:: What you will do ::
[1] In the passage on eighteenth-century actresses, render this sentence into Spanish: "These are mezzotint engravings, sold as prints for sixpence to the public as mementos of their favourite actresses."
[2] Carry the passage on eighteenth-century actresses forward from its final sentence.

‘Fame, puts you there where things are hollow…’
(Fame – David Bowie, 1975)
Following a successful management career in international publishing, exhibitions and arts development, Julian has returned to full-time academic study. He completed an MA in ‘Shakespeare and the Theatre’ at the University of Birmingham (The Shakespeare Institute) and at the University of Greenwich. He is currently researching the professional relationships between periodicals, the theatre and actresses in eighteenth-century London.
Left: Anne Brown (Mrs Cargill) as 'Clara', 1741-1785 © The Garrick Club Library. Right: Mrs Mary Wells as 'Cowslip', c. 1800-1850 © The Garrick Club Library. Click on the images to view the original document.
The images above are of the eighteenth-century actresses, Mrs Anne Cargill (1) and Mrs Mary Wells (2); they have been taken from scanned copies of Dramatic Annals: Critiques on Plays and Performance and an anthology of performers' letters found in Eighteenth Century Drama: Censorship, Society and the Stage.
They are represented here in their famous stage personas of ‘Clara’ and ‘Cowslip’, characters from The Duenna, and The Agreeable Surprise respectively, performed consistently during the last quarter of the eighteenth century. These are mezzotint engravings, sold as prints for sixpence to the public as mementos of their favourite actresses. These images reflect sentimental heroines, from the popular genre of English ‘ballad operas’. Not necessarily depicting a scene from performance, the images were carefully constructed as perfect examples of youth and beauty. Both Anne and Mary possessed that innocent ‘nymph‘ like quality that was so important for fame and success on the stage.

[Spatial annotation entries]
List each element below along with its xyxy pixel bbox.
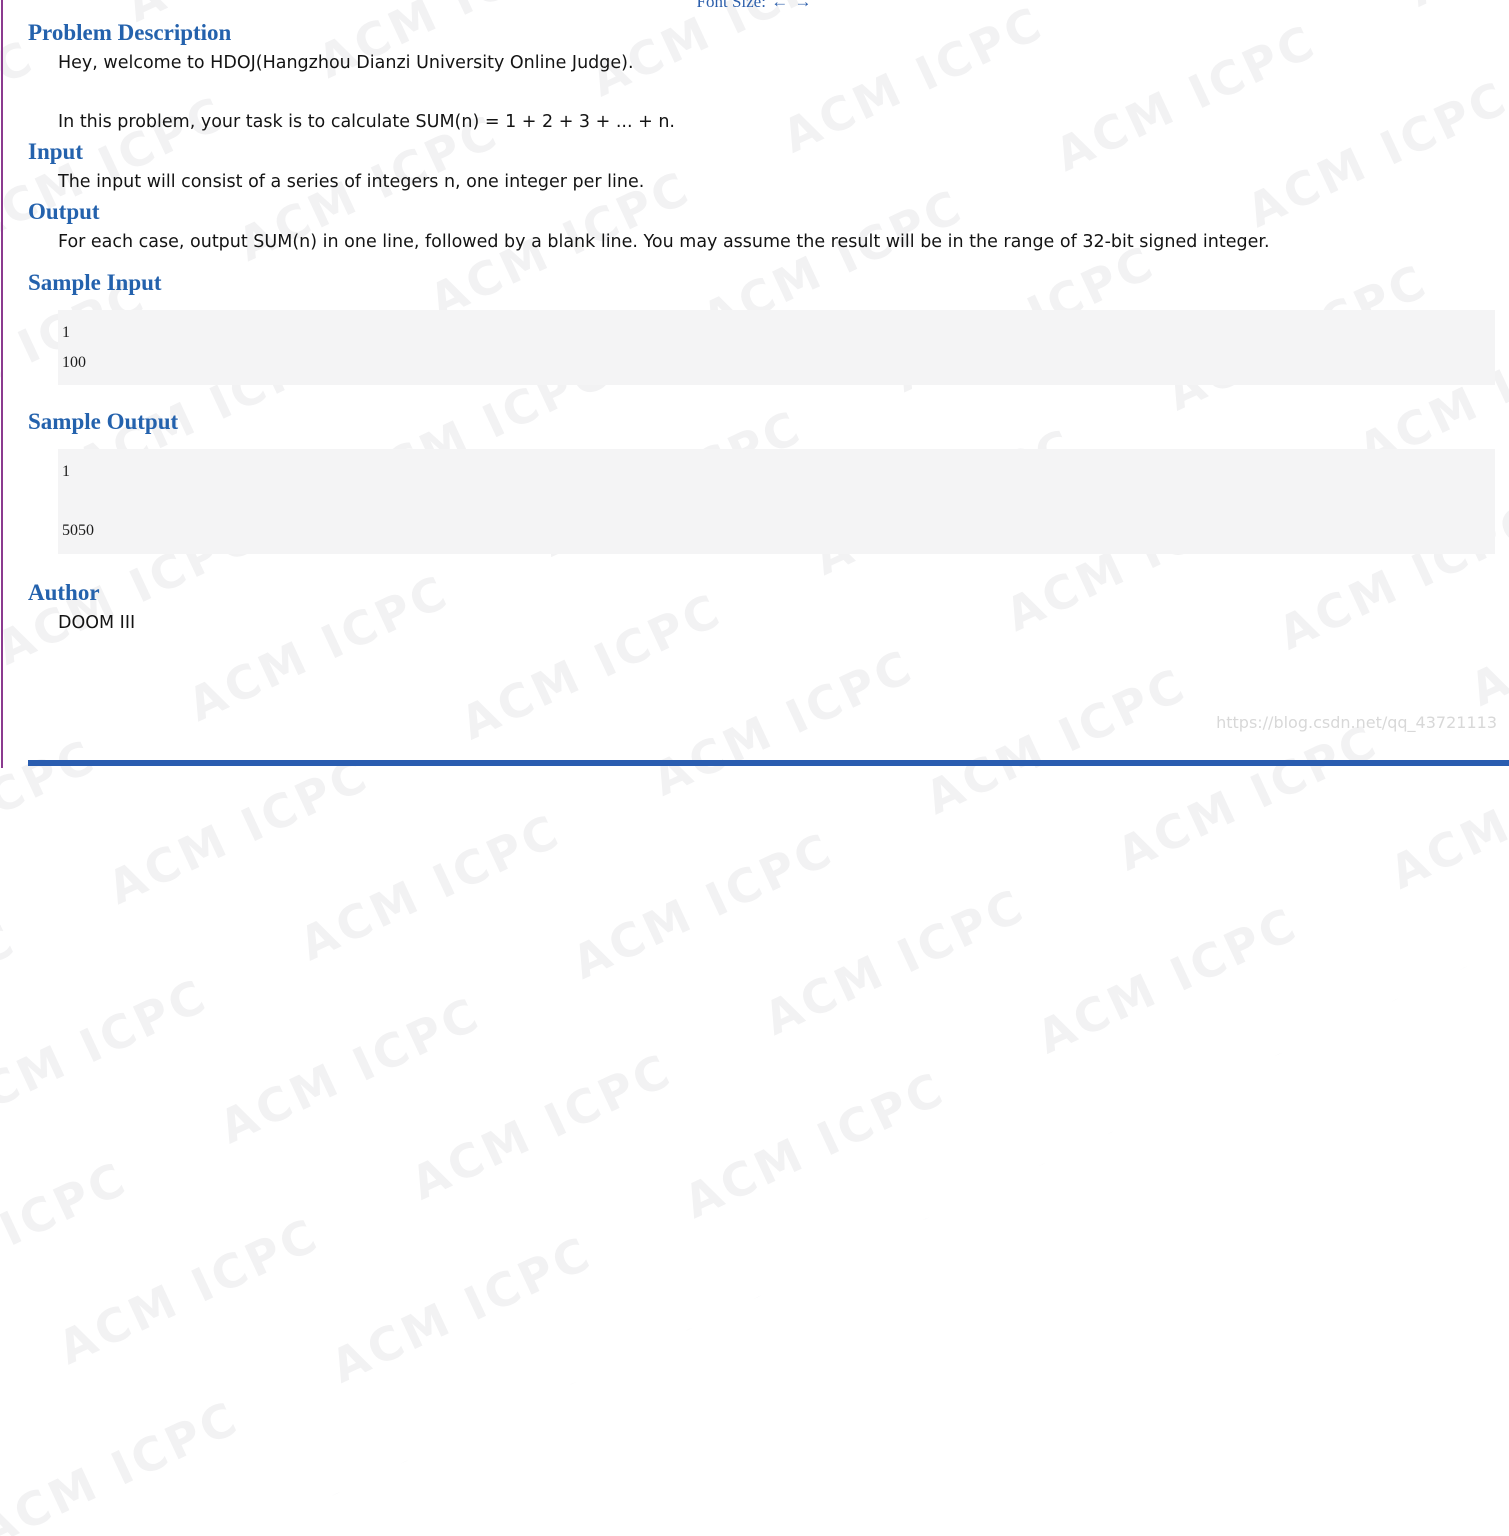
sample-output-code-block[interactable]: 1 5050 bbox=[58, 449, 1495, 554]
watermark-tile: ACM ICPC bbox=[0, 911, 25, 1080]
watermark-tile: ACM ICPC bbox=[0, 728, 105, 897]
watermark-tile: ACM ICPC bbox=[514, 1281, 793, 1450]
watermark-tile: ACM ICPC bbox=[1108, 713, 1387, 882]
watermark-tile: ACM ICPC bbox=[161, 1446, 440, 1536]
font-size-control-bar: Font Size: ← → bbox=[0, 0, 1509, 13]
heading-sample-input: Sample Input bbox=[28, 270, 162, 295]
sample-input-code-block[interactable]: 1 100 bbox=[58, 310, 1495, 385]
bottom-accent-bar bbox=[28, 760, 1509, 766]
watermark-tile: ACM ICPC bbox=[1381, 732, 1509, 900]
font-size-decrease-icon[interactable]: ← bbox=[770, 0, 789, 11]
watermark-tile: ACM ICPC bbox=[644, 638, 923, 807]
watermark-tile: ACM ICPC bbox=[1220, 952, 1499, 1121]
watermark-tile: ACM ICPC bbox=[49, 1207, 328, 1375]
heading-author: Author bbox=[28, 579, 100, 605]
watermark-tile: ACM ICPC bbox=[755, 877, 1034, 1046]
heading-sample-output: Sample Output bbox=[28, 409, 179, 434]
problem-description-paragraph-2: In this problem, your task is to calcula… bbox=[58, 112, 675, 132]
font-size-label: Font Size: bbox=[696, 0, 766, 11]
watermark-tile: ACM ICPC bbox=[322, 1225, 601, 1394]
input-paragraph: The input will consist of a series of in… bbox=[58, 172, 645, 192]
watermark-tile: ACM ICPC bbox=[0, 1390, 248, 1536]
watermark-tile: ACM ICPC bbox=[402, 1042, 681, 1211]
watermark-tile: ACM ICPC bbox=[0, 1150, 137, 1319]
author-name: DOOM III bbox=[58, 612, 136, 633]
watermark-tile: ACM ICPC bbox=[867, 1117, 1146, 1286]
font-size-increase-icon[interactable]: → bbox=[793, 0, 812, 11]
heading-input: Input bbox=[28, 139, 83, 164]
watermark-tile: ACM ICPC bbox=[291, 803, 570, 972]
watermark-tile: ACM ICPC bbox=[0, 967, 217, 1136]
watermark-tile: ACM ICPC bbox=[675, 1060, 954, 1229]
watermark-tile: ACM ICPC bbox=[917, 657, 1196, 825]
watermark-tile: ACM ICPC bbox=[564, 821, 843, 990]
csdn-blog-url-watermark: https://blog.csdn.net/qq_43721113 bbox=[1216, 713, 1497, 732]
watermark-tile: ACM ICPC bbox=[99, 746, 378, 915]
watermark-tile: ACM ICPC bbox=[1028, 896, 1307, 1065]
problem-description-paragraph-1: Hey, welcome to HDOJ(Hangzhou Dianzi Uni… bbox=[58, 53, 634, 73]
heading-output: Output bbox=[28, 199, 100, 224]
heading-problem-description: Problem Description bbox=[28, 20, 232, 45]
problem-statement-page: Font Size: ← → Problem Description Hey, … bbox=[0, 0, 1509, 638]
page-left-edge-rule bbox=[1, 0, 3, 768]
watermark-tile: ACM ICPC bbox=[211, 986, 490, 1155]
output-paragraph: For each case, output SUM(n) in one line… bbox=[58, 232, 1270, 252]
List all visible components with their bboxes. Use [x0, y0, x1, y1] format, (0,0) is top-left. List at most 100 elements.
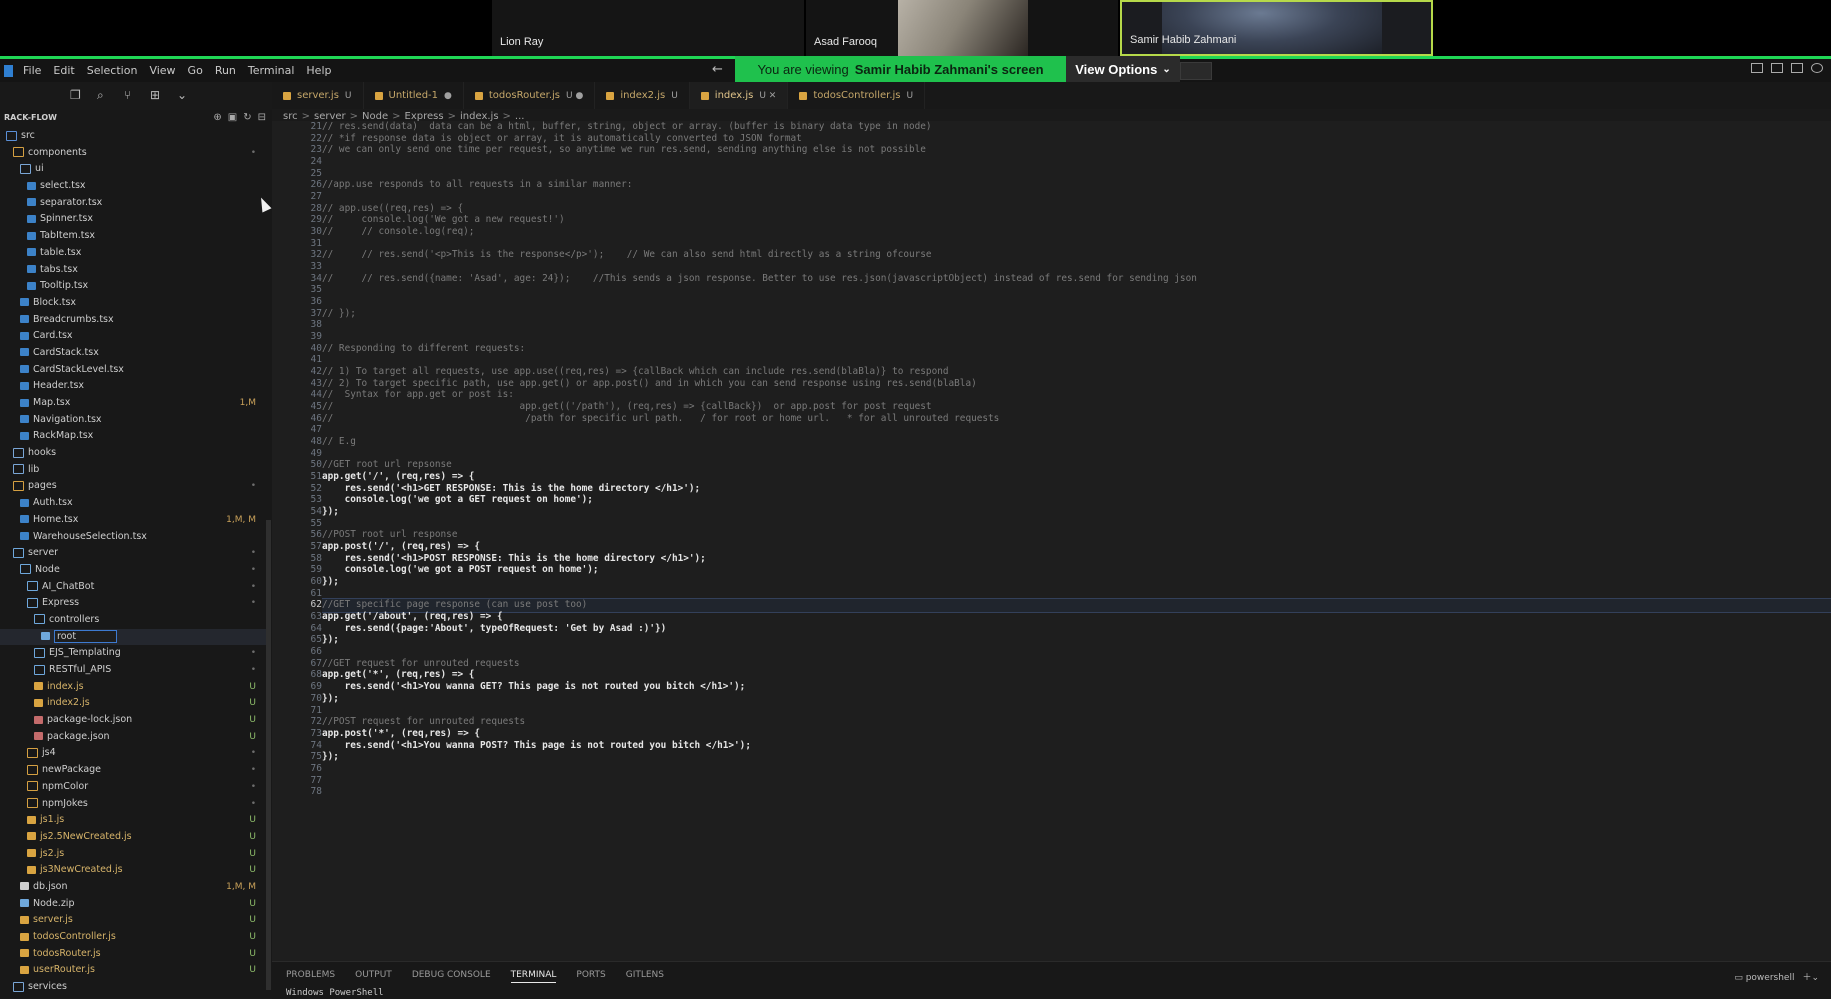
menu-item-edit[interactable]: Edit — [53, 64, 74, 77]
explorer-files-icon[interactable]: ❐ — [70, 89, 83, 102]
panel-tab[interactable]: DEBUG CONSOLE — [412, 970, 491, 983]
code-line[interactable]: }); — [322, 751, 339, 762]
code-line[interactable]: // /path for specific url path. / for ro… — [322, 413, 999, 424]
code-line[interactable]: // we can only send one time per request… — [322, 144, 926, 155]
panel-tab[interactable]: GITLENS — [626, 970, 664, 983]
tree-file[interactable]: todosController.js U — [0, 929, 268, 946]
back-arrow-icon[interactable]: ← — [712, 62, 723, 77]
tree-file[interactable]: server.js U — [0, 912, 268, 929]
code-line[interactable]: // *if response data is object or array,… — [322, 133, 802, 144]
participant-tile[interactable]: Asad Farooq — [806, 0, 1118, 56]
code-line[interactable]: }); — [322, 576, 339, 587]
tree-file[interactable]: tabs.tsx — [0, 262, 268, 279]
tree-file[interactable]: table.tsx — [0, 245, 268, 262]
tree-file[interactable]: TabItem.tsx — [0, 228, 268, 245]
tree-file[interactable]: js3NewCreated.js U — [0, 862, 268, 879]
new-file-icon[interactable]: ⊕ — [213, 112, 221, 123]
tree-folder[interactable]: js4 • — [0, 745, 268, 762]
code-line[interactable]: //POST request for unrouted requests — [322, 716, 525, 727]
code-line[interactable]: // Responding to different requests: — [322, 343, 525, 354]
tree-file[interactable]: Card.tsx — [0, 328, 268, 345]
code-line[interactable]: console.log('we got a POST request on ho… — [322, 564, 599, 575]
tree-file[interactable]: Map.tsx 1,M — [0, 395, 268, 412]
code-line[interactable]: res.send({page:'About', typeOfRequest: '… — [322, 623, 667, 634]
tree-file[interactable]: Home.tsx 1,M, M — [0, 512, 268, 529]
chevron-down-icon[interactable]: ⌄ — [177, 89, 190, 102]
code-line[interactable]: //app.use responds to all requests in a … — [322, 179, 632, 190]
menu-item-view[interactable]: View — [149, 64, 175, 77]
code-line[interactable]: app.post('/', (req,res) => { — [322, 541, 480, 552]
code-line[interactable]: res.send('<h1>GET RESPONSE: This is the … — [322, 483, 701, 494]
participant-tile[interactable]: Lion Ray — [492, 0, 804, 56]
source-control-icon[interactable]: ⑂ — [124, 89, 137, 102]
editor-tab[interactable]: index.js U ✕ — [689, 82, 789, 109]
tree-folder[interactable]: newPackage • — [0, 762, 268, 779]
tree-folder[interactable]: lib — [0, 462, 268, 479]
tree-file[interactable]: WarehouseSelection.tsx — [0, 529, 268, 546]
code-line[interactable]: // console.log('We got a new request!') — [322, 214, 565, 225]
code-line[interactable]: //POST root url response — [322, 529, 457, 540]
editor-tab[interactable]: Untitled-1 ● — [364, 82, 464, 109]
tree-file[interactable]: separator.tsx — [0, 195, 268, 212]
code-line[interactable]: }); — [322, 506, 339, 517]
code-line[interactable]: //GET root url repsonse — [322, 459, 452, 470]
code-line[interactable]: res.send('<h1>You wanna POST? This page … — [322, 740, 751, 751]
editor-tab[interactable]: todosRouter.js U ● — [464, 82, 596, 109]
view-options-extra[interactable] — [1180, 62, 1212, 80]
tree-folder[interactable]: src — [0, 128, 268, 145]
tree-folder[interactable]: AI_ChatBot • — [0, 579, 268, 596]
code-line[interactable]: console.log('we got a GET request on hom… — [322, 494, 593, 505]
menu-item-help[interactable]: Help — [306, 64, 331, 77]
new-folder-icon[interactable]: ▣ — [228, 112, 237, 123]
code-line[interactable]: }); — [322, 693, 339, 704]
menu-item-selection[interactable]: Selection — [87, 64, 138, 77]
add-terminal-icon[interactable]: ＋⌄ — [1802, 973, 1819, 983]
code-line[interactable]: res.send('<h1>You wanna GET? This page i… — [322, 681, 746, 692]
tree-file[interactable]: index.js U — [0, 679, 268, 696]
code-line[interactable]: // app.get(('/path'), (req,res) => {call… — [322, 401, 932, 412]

:: The answers ::
[1] Se trata de grabados a la mezzotinta, vendidos al público como estampas por seis peniques, a modo de recuerdo de sus actrices favoritas.

[2]
English ‘ballad operas’ of this period presented a marriage between music and drama that required a specific skill set from the female performers. The most successful performances were repeated many times and the musical set pieces were well known by audiences. These shows were always announced by ‘a particular desire’ in advertisements and in the printed playbills.
There is a distinct air of instability about objects of desire. The instability comes from the value placed on the desired objects, which can be easily taken away. Female performers were vulnerable to attacks by the press and were never really accepted into polite society because of their humble origins and associations with prostitution. Fame and the emergence of actress celebrity in eighteenth-century theatre has been a focus of recent academic research but the careers and lives of these actresses are still hard to get a handle on. (3) Mainly, because research relies on unreliable sources such as press reports, or ‘memoirs’ written at the time. Journalists fixated on the actresses private lives constructing a public persona drawn from exciting escapades, half-truths and lies (this still happens today…). Memoirs, provided pseudo factual information and personal insights into what it might have been like to be an actress during this period - but were they telling the truth? Historians of the stage often wrongly confirmed press information as facts so what actually emerged were merely fragments of the whole person.
Eighteenth-century images constructed in print and the characters they played on stage placed actresses within strictly defined parameters of feminine ideals of behaviour, as such ‘Clara’ and ‘Cowslip’ were always going to be, ‘consigned to passivity: they are to be the beautiful object of contemplation’. (4) However, in these test cases there does always have to be a fall from grace. This happened to both Anne and Mary as soon as they acted outside of those parameters set for them. When the characters they represented on stage became inextricably linked to their off stage personas, creating a mismatch.
Over time present and time past, remains of these captivating young performers continued to exist during their lives and remained long after death but really as a product of the media, sporadically played out in the press, in pictures and print as historical anecdotes.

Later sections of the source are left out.